■ Exercise description: Every record below should be written out exactly; pictures stay out.

(Dataset entries)
▽

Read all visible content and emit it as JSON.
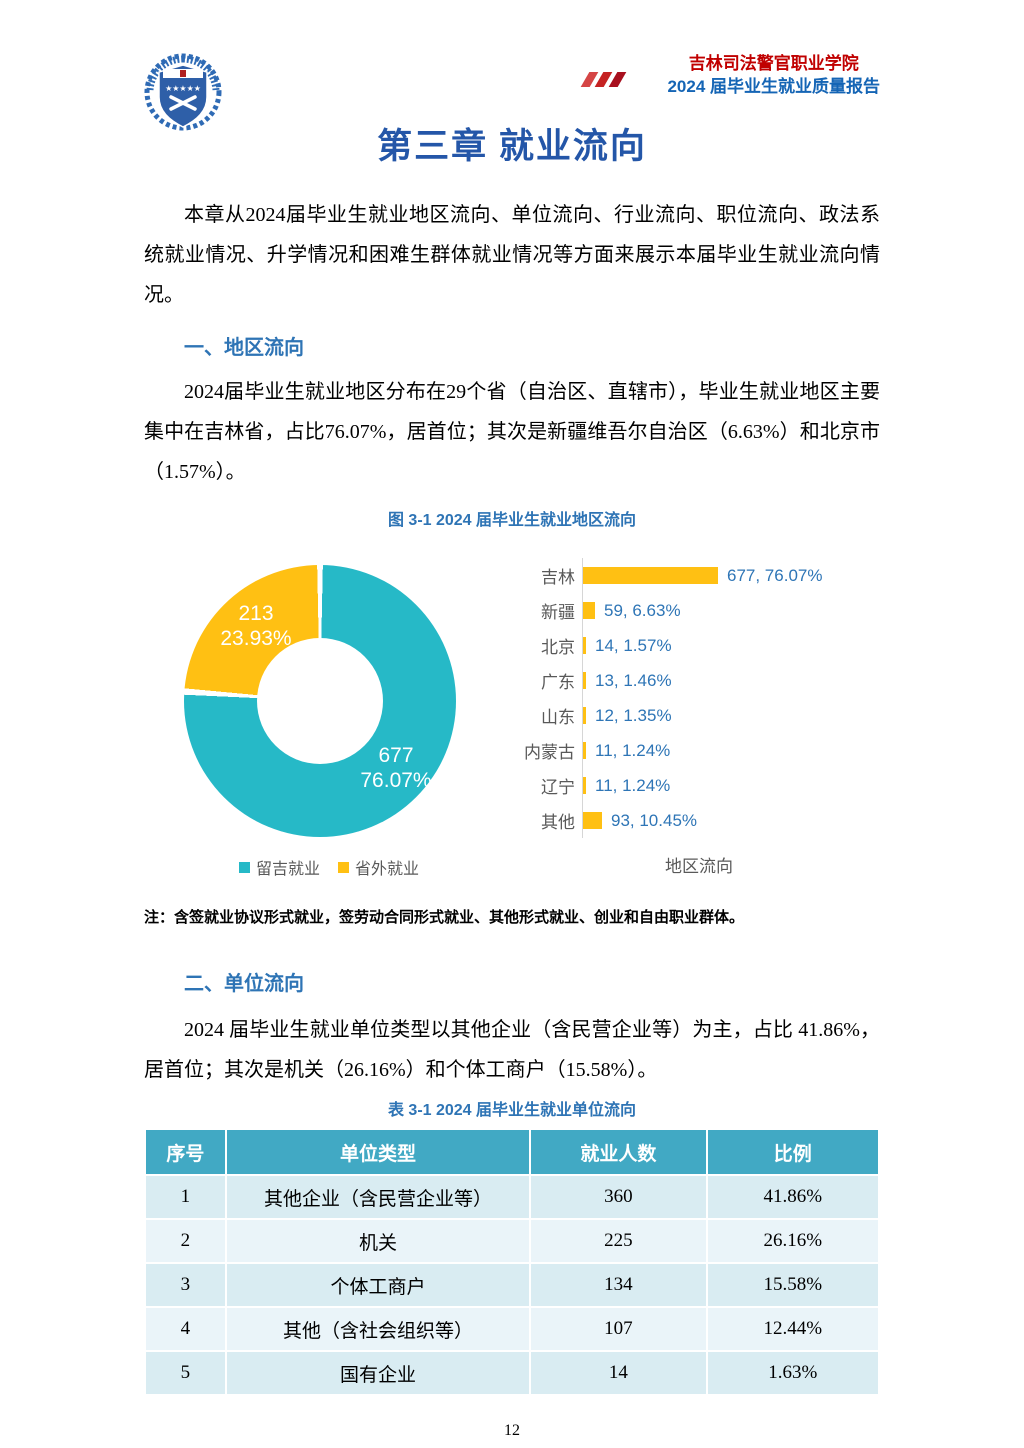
{
  "header": {
    "school_name": "吉林司法警官职业学院",
    "report_title": "2024 届毕业生就业质量报告",
    "school_name_color": "#C00000",
    "report_title_color": "#1565B5",
    "slash_colors": [
      "#D54545",
      "#C52222",
      "#A8101E"
    ]
  },
  "chapter_title": "第三章  就业流向",
  "sections": {
    "region_heading": "一、地区流向",
    "unit_heading": "二、单位流向"
  },
  "paragraphs": {
    "intro": "本章从2024届毕业生就业地区流向、单位流向、行业流向、职位流向、政法系统就业情况、升学情况和困难生群体就业情况等方面来展示本届毕业生就业流向情况。",
    "region": "2024届毕业生就业地区分布在29个省（自治区、直辖市），毕业生就业地区主要集中在吉林省，占比76.07%，居首位；其次是新疆维吾尔自治区（6.63%）和北京市（1.57%）。",
    "unit": "2024 届毕业生就业单位类型以其他企业（含民营企业等）为主，占比 41.86%，居首位；其次是机关（26.16%）和个体工商户（15.58%）。"
  },
  "figure": {
    "caption": "图 3-1 2024 届毕业生就业地区流向",
    "note": "注：含签就业协议形式就业，签劳动合同形式就业、其他形式就业、创业和自由职业群体。"
  },
  "chart_data": [
    {
      "type": "pie",
      "subtype": "donut",
      "title": "图 3-1 2024 届毕业生就业地区流向",
      "slices": [
        {
          "name": "留吉就业",
          "value": 677,
          "pct": "76.07%",
          "color": "#26B9C7"
        },
        {
          "name": "省外就业",
          "value": 213,
          "pct": "23.93%",
          "color": "#FFC013"
        }
      ],
      "legend_position": "bottom"
    },
    {
      "type": "bar",
      "orientation": "horizontal",
      "categories": [
        "吉林",
        "新疆",
        "北京",
        "广东",
        "山东",
        "内蒙古",
        "辽宁",
        "其他"
      ],
      "values": [
        677,
        59,
        14,
        13,
        12,
        11,
        11,
        93
      ],
      "value_labels": [
        "677, 76.07%",
        "59, 6.63%",
        "14, 1.57%",
        "13, 1.46%",
        "12, 1.35%",
        "11, 1.24%",
        "11, 1.24%",
        "93, 10.45%"
      ],
      "xlabel": "地区流向",
      "bar_color": "#FFC013",
      "value_label_color": "#2E75B6",
      "category_color": "#595959"
    }
  ],
  "table": {
    "caption": "表 3-1 2024 届毕业生就业单位流向",
    "headers": [
      "序号",
      "单位类型",
      "就业人数",
      "比例"
    ],
    "rows": [
      [
        "1",
        "其他企业（含民营企业等）",
        "360",
        "41.86%"
      ],
      [
        "2",
        "机关",
        "225",
        "26.16%"
      ],
      [
        "3",
        "个体工商户",
        "134",
        "15.58%"
      ],
      [
        "4",
        "其他（含社会组织等）",
        "107",
        "12.44%"
      ],
      [
        "5",
        "国有企业",
        "14",
        "1.63%"
      ]
    ],
    "header_bg": "#41A9C4",
    "row_bg_odd": "#D9ECF2",
    "row_bg_even": "#EAF4F9"
  },
  "page_number": "12"
}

△

■ Right answer:
Read all visible content and emit it as JSON.
{
  "header": {
    "school_name": "吉林司法警官职业学院",
    "report_title": "2024 届毕业生就业质量报告",
    "school_name_color": "#C00000",
    "report_title_color": "#1565B5",
    "slash_colors": [
      "#D54545",
      "#C52222",
      "#A8101E"
    ]
  },
  "chapter_title": "第三章  就业流向",
  "sections": {
    "region_heading": "一、地区流向",
    "unit_heading": "二、单位流向"
  },
  "paragraphs": {
    "intro": "本章从2024届毕业生就业地区流向、单位流向、行业流向、职位流向、政法系统就业情况、升学情况和困难生群体就业情况等方面来展示本届毕业生就业流向情况。",
    "region": "2024届毕业生就业地区分布在29个省（自治区、直辖市），毕业生就业地区主要集中在吉林省，占比76.07%，居首位；其次是新疆维吾尔自治区（6.63%）和北京市（1.57%）。",
    "unit": "2024 届毕业生就业单位类型以其他企业（含民营企业等）为主，占比 41.86%，居首位；其次是机关（26.16%）和个体工商户（15.58%）。"
  },
  "figure": {
    "caption": "图 3-1 2024 届毕业生就业地区流向",
    "note": "注：含签就业协议形式就业，签劳动合同形式就业、其他形式就业、创业和自由职业群体。"
  },
  "chart_data": [
    {
      "type": "pie",
      "subtype": "donut",
      "title": "图 3-1 2024 届毕业生就业地区流向",
      "slices": [
        {
          "name": "留吉就业",
          "value": 677,
          "pct": "76.07%",
          "color": "#26B9C7"
        },
        {
          "name": "省外就业",
          "value": 213,
          "pct": "23.93%",
          "color": "#FFC013"
        }
      ],
      "legend_position": "bottom"
    },
    {
      "type": "bar",
      "orientation": "horizontal",
      "categories": [
        "吉林",
        "新疆",
        "北京",
        "广东",
        "山东",
        "内蒙古",
        "辽宁",
        "其他"
      ],
      "values": [
        677,
        59,
        14,
        13,
        12,
        11,
        11,
        93
      ],
      "value_labels": [
        "677, 76.07%",
        "59, 6.63%",
        "14, 1.57%",
        "13, 1.46%",
        "12, 1.35%",
        "11, 1.24%",
        "11, 1.24%",
        "93, 10.45%"
      ],
      "xlabel": "地区流向",
      "bar_color": "#FFC013",
      "value_label_color": "#2E75B6",
      "category_color": "#595959"
    }
  ],
  "table": {
    "caption": "表 3-1 2024 届毕业生就业单位流向",
    "headers": [
      "序号",
      "单位类型",
      "就业人数",
      "比例"
    ],
    "rows": [
      [
        "1",
        "其他企业（含民营企业等）",
        "360",
        "41.86%"
      ],
      [
        "2",
        "机关",
        "225",
        "26.16%"
      ],
      [
        "3",
        "个体工商户",
        "134",
        "15.58%"
      ],
      [
        "4",
        "其他（含社会组织等）",
        "107",
        "12.44%"
      ],
      [
        "5",
        "国有企业",
        "14",
        "1.63%"
      ]
    ],
    "header_bg": "#41A9C4",
    "row_bg_odd": "#D9ECF2",
    "row_bg_even": "#EAF4F9"
  },
  "page_number": "12"
}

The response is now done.